***** Dataset rows
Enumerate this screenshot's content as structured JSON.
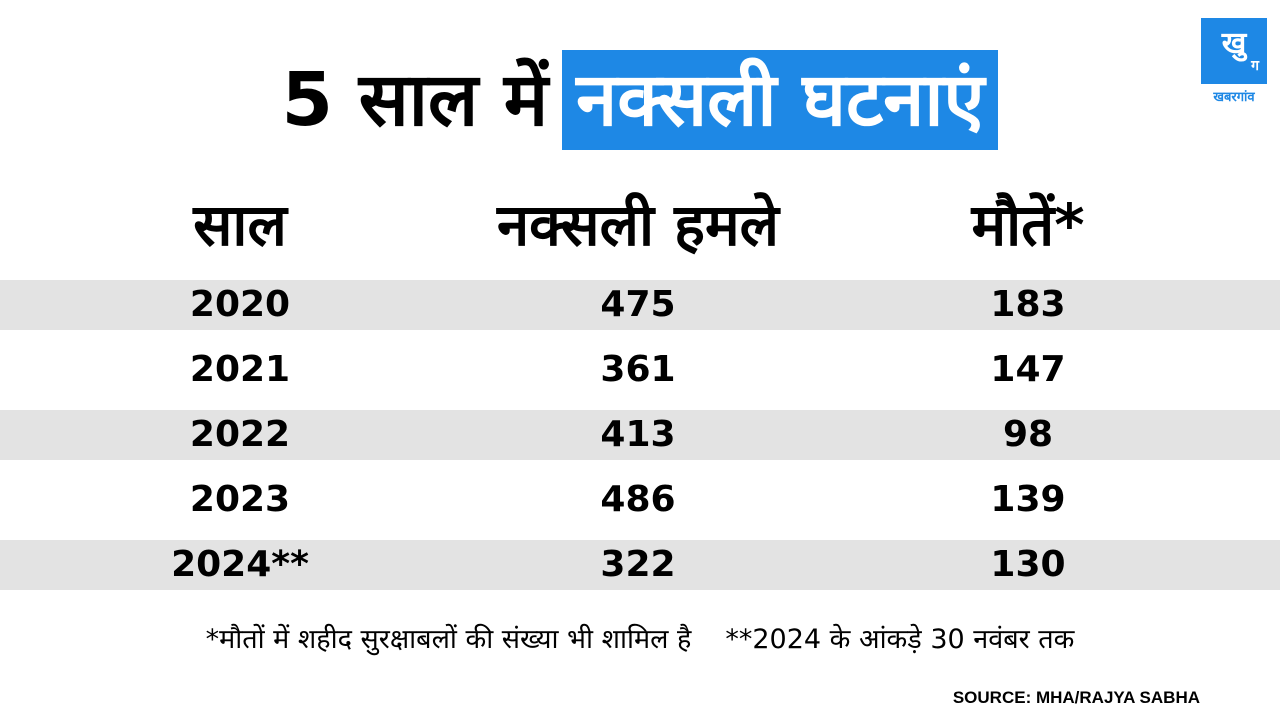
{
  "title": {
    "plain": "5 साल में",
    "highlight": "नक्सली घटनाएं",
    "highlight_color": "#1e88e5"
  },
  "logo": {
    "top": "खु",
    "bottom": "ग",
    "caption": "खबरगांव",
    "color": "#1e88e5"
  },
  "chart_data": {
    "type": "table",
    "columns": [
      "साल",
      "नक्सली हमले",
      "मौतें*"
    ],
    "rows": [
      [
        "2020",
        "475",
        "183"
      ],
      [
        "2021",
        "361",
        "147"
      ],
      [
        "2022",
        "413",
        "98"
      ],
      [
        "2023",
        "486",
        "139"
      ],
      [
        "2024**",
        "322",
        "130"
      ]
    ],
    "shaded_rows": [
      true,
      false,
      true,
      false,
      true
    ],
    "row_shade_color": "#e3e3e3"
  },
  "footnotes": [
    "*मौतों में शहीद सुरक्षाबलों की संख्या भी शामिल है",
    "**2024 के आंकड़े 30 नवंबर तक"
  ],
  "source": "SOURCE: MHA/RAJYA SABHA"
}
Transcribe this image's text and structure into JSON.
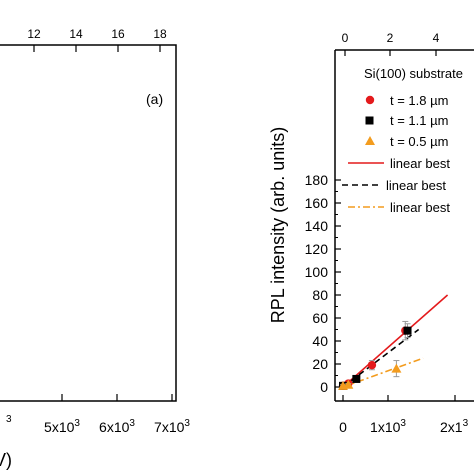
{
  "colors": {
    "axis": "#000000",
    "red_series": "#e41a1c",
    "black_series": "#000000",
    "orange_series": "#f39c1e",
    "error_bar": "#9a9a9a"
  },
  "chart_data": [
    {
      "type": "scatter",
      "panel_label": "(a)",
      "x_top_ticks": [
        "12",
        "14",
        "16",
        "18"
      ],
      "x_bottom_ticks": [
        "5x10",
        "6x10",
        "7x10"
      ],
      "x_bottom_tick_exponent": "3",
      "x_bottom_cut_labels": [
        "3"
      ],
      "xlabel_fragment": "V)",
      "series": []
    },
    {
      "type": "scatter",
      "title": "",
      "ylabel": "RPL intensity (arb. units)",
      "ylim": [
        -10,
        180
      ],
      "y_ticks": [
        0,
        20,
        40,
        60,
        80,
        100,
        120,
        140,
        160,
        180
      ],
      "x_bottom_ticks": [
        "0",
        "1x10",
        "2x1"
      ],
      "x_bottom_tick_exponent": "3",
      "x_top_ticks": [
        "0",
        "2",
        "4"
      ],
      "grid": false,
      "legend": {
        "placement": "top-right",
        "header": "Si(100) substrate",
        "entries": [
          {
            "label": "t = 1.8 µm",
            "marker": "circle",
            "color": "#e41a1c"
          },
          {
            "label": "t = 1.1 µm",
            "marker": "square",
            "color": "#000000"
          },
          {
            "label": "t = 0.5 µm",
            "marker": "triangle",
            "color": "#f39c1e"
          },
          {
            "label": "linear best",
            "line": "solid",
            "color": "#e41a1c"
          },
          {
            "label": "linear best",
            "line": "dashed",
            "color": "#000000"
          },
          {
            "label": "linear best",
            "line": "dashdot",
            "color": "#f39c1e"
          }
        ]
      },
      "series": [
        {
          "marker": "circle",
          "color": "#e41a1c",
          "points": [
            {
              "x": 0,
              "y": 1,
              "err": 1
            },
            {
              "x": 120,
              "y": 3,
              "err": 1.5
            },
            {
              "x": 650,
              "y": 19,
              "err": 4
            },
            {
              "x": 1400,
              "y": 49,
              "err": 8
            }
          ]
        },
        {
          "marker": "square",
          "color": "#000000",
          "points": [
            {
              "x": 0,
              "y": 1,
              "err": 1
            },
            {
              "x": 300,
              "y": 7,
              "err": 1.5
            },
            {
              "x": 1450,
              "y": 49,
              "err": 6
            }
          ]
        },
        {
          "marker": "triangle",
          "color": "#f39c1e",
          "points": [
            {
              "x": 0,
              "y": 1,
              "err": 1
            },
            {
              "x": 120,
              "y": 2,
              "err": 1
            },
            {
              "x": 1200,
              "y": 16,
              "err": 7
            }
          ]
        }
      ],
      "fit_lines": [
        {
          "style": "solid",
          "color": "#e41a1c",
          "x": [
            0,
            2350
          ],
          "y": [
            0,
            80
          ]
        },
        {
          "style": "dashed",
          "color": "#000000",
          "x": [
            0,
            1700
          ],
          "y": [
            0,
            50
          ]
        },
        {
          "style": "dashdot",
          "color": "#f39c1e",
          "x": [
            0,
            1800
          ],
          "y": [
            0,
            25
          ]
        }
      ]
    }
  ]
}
**********
**The task:** Repeat each entry above word for word, leaving every picture out.

**Correct result:**
Enumerate this screenshot's content as structured JSON.
{
  "title": {
    "plain": "5 साल में",
    "highlight": "नक्सली घटनाएं",
    "highlight_color": "#1e88e5"
  },
  "logo": {
    "top": "खु",
    "bottom": "ग",
    "caption": "खबरगांव",
    "color": "#1e88e5"
  },
  "chart_data": {
    "type": "table",
    "columns": [
      "साल",
      "नक्सली हमले",
      "मौतें*"
    ],
    "rows": [
      [
        "2020",
        "475",
        "183"
      ],
      [
        "2021",
        "361",
        "147"
      ],
      [
        "2022",
        "413",
        "98"
      ],
      [
        "2023",
        "486",
        "139"
      ],
      [
        "2024**",
        "322",
        "130"
      ]
    ],
    "shaded_rows": [
      true,
      false,
      true,
      false,
      true
    ],
    "row_shade_color": "#e3e3e3"
  },
  "footnotes": [
    "*मौतों में शहीद सुरक्षाबलों की संख्या भी शामिल है",
    "**2024 के आंकड़े 30 नवंबर तक"
  ],
  "source": "SOURCE: MHA/RAJYA SABHA"
}
Transcribe this image's text and structure into JSON.
{
  "colors": {
    "axis": "#000000",
    "red_series": "#e41a1c",
    "black_series": "#000000",
    "orange_series": "#f39c1e",
    "error_bar": "#9a9a9a"
  },
  "chart_data": [
    {
      "type": "scatter",
      "panel_label": "(a)",
      "x_top_ticks": [
        "12",
        "14",
        "16",
        "18"
      ],
      "x_bottom_ticks": [
        "5x10",
        "6x10",
        "7x10"
      ],
      "x_bottom_tick_exponent": "3",
      "x_bottom_cut_labels": [
        "3"
      ],
      "xlabel_fragment": "V)",
      "series": []
    },
    {
      "type": "scatter",
      "title": "",
      "ylabel": "RPL intensity (arb. units)",
      "ylim": [
        -10,
        180
      ],
      "y_ticks": [
        0,
        20,
        40,
        60,
        80,
        100,
        120,
        140,
        160,
        180
      ],
      "x_bottom_ticks": [
        "0",
        "1x10",
        "2x1"
      ],
      "x_bottom_tick_exponent": "3",
      "x_top_ticks": [
        "0",
        "2",
        "4"
      ],
      "grid": false,
      "legend": {
        "placement": "top-right",
        "header": "Si(100) substrate",
        "entries": [
          {
            "label": "t = 1.8 µm",
            "marker": "circle",
            "color": "#e41a1c"
          },
          {
            "label": "t = 1.1 µm",
            "marker": "square",
            "color": "#000000"
          },
          {
            "label": "t = 0.5 µm",
            "marker": "triangle",
            "color": "#f39c1e"
          },
          {
            "label": "linear best",
            "line": "solid",
            "color": "#e41a1c"
          },
          {
            "label": "linear best",
            "line": "dashed",
            "color": "#000000"
          },
          {
            "label": "linear best",
            "line": "dashdot",
            "color": "#f39c1e"
          }
        ]
      },
      "series": [
        {
          "marker": "circle",
          "color": "#e41a1c",
          "points": [
            {
              "x": 0,
              "y": 1,
              "err": 1
            },
            {
              "x": 120,
              "y": 3,
              "err": 1.5
            },
            {
              "x": 650,
              "y": 19,
              "err": 4
            },
            {
              "x": 1400,
              "y": 49,
              "err": 8
            }
          ]
        },
        {
          "marker": "square",
          "color": "#000000",
          "points": [
            {
              "x": 0,
              "y": 1,
              "err": 1
            },
            {
              "x": 300,
              "y": 7,
              "err": 1.5
            },
            {
              "x": 1450,
              "y": 49,
              "err": 6
            }
          ]
        },
        {
          "marker": "triangle",
          "color": "#f39c1e",
          "points": [
            {
              "x": 0,
              "y": 1,
              "err": 1
            },
            {
              "x": 120,
              "y": 2,
              "err": 1
            },
            {
              "x": 1200,
              "y": 16,
              "err": 7
            }
          ]
        }
      ],
      "fit_lines": [
        {
          "style": "solid",
          "color": "#e41a1c",
          "x": [
            0,
            2350
          ],
          "y": [
            0,
            80
          ]
        },
        {
          "style": "dashed",
          "color": "#000000",
          "x": [
            0,
            1700
          ],
          "y": [
            0,
            50
          ]
        },
        {
          "style": "dashdot",
          "color": "#f39c1e",
          "x": [
            0,
            1800
          ],
          "y": [
            0,
            25
          ]
        }
      ]
    }
  ]
}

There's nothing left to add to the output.